Source:
════

I think this is what I had in mind when, a few years ago, in a post about John Cheever’s Neglected Friends and Neighbors, I mentioned that I had given up on The Great Green “after 50-some pages of self-indulgent, meandering prose.”

Well, for some reason, I picked up The Great Green again a few weeks ago, and gave it another try. The book’s subtitle is, “A Loose Memoir of Merchant Marine Life in the Middle of the Twentieth Century with Examples of True Experience Being Turned into Fiction,” which in itself illustrates the self-indulgent and meandering problem. An average kid with no particular ambition and a tendency to follow along in others’ slipstream, Kentfield dropped out of the University of Iowa in the late 1940s bummed around the country until he wound up in New Orleans and decided to ship out as a merchant seaman.

This was not as straight-forward as he had expected. He spent a few weeks crashed with a friend while he waited, first to get his union letter, and then to get his Coast Guard rating as an ordinary seaman, and then to rise high enough in the pecking order of the Seaman’s Hall to get offered a spot on the S.S. John Ringling, a Liberty ship hauling bauxite out of Guiana.

Kentfield went to sea at a time when the life of merchant sailors was beginning to change. Although he had his share of dockside bars, drunken fights and weary prostitutes, this renegade lifestyle was transforming into a routine nearly as bourgeois as a banker’s. The hierarchy of ranks was as rigid as the military, and as an ordinary seaman, Kentfield was at the bottom of the heap.

════

Data excerpts:
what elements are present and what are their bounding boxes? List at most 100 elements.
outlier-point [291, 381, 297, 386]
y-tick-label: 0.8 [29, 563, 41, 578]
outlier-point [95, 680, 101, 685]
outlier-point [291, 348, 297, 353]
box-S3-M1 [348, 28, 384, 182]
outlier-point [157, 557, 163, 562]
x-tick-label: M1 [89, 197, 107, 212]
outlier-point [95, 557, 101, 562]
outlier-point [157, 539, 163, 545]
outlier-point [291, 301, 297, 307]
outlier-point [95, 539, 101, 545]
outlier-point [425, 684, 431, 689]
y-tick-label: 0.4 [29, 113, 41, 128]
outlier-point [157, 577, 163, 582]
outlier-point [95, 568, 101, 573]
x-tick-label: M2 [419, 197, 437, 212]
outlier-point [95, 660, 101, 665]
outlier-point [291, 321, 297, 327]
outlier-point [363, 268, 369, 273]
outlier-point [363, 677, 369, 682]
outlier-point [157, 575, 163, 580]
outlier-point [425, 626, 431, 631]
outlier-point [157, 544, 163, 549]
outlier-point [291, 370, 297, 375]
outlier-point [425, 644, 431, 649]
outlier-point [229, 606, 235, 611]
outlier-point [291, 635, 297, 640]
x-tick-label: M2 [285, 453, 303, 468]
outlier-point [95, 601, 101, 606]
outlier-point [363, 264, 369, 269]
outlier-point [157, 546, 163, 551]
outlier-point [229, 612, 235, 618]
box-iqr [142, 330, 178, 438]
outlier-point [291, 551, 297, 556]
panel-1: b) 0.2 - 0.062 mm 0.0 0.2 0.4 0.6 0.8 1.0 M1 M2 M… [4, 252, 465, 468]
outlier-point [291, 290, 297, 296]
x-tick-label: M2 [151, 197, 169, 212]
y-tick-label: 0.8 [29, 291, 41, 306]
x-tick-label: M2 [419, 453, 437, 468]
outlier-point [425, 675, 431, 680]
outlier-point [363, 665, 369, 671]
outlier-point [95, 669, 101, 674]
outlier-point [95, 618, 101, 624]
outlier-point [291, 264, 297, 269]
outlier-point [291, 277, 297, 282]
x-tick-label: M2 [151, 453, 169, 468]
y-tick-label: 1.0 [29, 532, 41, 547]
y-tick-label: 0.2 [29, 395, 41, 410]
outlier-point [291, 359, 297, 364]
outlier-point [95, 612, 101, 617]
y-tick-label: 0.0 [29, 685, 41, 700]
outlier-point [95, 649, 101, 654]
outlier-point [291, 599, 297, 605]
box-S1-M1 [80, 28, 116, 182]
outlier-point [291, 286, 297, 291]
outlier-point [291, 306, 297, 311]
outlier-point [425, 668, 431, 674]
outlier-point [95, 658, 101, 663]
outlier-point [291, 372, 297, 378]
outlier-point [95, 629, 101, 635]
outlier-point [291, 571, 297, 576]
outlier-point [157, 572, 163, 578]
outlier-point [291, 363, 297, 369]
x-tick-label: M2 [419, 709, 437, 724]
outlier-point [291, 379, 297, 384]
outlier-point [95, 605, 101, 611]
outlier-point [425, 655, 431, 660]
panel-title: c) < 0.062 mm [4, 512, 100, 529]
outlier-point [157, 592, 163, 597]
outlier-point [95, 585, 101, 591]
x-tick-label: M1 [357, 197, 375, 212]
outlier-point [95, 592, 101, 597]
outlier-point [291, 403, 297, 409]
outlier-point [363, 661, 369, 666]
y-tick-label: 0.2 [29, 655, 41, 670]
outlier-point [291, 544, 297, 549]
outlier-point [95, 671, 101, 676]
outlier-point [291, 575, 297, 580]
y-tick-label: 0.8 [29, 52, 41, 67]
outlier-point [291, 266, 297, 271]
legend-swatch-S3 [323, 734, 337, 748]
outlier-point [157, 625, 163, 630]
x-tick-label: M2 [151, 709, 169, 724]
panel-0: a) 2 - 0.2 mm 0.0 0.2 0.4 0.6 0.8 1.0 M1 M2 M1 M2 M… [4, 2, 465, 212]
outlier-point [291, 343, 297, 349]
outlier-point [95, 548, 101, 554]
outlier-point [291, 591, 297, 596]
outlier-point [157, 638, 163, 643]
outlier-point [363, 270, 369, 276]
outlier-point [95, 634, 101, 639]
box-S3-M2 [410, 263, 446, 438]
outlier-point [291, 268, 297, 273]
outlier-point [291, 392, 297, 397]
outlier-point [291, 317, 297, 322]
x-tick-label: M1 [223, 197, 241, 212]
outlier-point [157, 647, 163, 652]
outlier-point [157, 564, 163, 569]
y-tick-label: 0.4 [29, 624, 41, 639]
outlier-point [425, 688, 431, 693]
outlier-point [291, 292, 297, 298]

════

What to work on:
1 - Reproduce verbatim the portion of the passage on The Great Green that opens with the words "Well, for some" and closes with "a merchant seaman.".
2 - In the records, substitute "outlier-marker" for every instance of "outlier-point" in the lines from the start of the records through the line containing "y-tick-label: 1.0 [29, 532, 41, 547]", leaving everything else unchanged. Return only those lines.
The passage and the records are independent of each other.

Answers:
1 -
Well, for some reason, I picked up The Great Green again a few weeks ago, and gave it another try. The book’s subtitle is, “A Loose Memoir of Merchant Marine Life in the Middle of the Twentieth Century with Examples of True Experience Being Turned into Fiction,” which in itself illustrates the self-indulgent and meandering problem. An average kid with no particular ambition and a tendency to follow along in others’ slipstream, Kentfield dropped out of the University of Iowa in the late 1940s bummed around the country until he wound up in New Orleans and decided to ship out as a merchant seaman.

2 -
what elements are present and what are their bounding boxes? List at most 100 elements.
outlier-marker [291, 381, 297, 386]
y-tick-label: 0.8 [29, 563, 41, 578]
outlier-marker [95, 680, 101, 685]
outlier-marker [291, 348, 297, 353]
box-S3-M1 [348, 28, 384, 182]
outlier-marker [157, 557, 163, 562]
x-tick-label: M1 [89, 197, 107, 212]
outlier-marker [95, 557, 101, 562]
outlier-marker [157, 539, 163, 545]
outlier-marker [291, 301, 297, 307]
outlier-marker [95, 539, 101, 545]
outlier-marker [425, 684, 431, 689]
y-tick-label: 0.4 [29, 113, 41, 128]
outlier-marker [157, 577, 163, 582]
outlier-marker [95, 568, 101, 573]
x-tick-label: M2 [419, 197, 437, 212]
outlier-marker [95, 660, 101, 665]
outlier-marker [291, 321, 297, 327]
outlier-marker [363, 268, 369, 273]
outlier-marker [363, 677, 369, 682]
outlier-marker [157, 575, 163, 580]
outlier-marker [425, 626, 431, 631]
outlier-marker [157, 544, 163, 549]
outlier-marker [291, 370, 297, 375]
outlier-marker [425, 644, 431, 649]
outlier-marker [229, 606, 235, 611]
outlier-marker [291, 635, 297, 640]
x-tick-label: M2 [285, 453, 303, 468]
outlier-marker [95, 601, 101, 606]
outlier-marker [363, 264, 369, 269]
outlier-marker [157, 546, 163, 551]
outlier-marker [229, 612, 235, 618]
box-iqr [142, 330, 178, 438]
outlier-marker [291, 551, 297, 556]
panel-1: b) 0.2 - 0.062 mm 0.0 0.2 0.4 0.6 0.8 1.0 M1 M2 M… [4, 252, 465, 468]
outlier-marker [291, 290, 297, 296]
x-tick-label: M2 [151, 197, 169, 212]
y-tick-label: 0.8 [29, 291, 41, 306]
x-tick-label: M2 [419, 453, 437, 468]
outlier-marker [425, 675, 431, 680]
outlier-marker [363, 665, 369, 671]
outlier-marker [95, 669, 101, 674]
outlier-marker [95, 618, 101, 624]
outlier-marker [291, 264, 297, 269]
outlier-marker [291, 277, 297, 282]
x-tick-label: M2 [151, 453, 169, 468]
y-tick-label: 1.0 [29, 532, 41, 547]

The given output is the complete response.